What to work on - Note each line where "vertical" appears, and copy it.

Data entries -
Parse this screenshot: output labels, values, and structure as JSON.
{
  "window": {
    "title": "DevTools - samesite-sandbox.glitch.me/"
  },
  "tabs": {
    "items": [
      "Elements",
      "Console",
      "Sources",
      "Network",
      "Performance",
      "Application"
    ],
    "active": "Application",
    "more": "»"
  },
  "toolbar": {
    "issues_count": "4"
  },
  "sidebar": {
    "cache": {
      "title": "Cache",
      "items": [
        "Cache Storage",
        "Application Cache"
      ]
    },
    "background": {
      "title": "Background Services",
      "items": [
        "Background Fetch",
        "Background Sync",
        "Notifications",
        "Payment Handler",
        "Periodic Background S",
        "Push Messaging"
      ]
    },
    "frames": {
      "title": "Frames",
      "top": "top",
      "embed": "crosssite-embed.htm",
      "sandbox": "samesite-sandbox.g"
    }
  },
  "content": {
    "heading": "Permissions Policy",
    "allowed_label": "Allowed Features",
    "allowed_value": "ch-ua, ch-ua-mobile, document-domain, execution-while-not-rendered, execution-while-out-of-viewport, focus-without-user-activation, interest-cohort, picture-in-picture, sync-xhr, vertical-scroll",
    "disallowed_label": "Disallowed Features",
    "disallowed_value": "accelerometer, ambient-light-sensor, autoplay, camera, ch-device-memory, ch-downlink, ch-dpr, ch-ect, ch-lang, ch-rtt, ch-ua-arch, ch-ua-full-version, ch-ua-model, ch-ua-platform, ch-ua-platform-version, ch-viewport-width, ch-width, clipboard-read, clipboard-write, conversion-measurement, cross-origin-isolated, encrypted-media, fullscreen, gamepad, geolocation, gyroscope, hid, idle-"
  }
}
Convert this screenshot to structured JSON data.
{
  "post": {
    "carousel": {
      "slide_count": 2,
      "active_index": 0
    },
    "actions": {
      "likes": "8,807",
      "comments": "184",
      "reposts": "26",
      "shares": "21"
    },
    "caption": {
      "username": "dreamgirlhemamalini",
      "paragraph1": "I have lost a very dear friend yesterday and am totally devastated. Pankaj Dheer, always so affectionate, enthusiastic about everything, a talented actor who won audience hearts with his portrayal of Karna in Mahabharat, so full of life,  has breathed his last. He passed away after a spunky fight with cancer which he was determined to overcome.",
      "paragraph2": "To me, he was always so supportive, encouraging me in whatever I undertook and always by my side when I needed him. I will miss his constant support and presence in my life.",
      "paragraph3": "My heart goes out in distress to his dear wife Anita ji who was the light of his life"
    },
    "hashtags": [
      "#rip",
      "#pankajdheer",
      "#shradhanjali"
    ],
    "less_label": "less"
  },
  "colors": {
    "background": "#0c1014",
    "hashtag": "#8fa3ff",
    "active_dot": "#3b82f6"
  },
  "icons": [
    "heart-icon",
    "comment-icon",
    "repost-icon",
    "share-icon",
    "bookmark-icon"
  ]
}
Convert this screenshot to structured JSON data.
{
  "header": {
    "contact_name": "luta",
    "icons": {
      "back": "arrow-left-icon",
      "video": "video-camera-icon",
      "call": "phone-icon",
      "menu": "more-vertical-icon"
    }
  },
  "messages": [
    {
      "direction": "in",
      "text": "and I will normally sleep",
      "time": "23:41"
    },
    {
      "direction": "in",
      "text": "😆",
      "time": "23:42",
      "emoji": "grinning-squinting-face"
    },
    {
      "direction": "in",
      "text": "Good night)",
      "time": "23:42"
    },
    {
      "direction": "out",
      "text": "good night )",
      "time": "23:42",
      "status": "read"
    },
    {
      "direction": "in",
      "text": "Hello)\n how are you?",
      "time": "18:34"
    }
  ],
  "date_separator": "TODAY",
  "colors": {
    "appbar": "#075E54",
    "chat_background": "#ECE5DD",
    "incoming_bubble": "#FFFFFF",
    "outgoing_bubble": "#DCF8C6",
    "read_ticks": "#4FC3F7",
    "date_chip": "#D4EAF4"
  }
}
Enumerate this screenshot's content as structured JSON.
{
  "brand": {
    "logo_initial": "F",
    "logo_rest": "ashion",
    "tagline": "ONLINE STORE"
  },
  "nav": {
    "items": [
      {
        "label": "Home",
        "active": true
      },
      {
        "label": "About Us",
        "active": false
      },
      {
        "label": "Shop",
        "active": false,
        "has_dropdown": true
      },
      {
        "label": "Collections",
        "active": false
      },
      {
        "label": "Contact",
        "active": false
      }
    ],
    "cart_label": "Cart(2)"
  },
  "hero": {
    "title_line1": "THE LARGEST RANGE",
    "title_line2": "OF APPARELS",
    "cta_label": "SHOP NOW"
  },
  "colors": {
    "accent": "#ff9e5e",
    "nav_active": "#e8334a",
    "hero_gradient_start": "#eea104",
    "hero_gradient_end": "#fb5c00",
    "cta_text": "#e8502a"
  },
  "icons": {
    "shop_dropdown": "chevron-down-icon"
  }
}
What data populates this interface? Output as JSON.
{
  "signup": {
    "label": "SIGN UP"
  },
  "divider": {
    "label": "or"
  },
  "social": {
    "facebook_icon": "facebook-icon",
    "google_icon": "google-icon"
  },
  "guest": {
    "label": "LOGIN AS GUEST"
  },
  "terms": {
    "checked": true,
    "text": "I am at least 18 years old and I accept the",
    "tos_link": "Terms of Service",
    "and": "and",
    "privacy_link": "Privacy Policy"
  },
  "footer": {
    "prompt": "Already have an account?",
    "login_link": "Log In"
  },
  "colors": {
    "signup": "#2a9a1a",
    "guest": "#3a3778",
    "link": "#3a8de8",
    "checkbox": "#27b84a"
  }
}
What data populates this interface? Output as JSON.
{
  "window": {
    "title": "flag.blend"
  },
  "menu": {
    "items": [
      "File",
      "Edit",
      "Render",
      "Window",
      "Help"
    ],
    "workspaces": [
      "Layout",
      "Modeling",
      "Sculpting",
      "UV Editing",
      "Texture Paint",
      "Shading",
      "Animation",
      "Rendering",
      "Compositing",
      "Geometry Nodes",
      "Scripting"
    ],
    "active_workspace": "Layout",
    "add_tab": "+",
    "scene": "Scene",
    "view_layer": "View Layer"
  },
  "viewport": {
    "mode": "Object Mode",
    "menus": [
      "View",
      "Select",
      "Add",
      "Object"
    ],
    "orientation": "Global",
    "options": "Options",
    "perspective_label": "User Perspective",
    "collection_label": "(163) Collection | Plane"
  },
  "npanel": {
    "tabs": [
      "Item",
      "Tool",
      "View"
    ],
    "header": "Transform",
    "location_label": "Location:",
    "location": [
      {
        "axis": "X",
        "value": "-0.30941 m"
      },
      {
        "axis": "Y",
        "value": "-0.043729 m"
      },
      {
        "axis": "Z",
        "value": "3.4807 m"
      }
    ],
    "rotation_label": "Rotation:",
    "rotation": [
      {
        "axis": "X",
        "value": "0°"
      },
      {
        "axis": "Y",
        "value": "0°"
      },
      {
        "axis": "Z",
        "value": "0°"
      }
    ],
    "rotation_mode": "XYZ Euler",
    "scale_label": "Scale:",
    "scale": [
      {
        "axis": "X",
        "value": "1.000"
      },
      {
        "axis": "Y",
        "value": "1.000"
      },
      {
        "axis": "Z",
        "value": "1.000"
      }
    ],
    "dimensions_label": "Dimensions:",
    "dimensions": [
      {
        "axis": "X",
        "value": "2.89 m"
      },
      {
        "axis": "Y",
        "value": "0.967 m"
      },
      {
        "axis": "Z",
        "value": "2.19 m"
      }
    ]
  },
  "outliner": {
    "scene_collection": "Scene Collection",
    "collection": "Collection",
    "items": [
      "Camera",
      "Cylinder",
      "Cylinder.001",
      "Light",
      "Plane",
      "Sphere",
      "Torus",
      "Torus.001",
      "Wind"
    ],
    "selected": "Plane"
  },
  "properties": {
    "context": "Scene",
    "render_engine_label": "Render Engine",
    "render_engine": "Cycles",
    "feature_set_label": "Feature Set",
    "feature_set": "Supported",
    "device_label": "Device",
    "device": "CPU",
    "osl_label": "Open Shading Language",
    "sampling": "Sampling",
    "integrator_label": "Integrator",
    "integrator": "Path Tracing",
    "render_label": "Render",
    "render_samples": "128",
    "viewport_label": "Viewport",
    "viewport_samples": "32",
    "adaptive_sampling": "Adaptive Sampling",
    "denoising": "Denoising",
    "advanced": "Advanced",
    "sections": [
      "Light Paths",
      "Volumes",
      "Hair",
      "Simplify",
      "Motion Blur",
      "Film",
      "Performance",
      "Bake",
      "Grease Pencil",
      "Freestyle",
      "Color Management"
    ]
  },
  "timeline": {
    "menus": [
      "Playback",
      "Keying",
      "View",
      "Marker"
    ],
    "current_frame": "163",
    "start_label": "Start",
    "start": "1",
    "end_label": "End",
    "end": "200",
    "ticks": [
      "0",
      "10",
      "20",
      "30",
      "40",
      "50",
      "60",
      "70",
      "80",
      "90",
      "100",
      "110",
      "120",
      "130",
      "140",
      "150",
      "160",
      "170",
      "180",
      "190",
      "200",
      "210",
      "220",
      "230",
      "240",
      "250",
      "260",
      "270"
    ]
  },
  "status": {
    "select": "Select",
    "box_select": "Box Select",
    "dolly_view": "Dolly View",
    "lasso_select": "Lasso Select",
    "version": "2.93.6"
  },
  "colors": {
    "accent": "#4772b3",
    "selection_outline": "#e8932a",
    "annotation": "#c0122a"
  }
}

Final answer -
    "allowed_value": "ch-ua, ch-ua-mobile, document-domain, execution-while-not-rendered, execution-while-out-of-viewport, focus-without-user-activation, interest-cohort, picture-in-picture, sync-xhr, vertical-scroll",
      "menu": "more-vertical-icon"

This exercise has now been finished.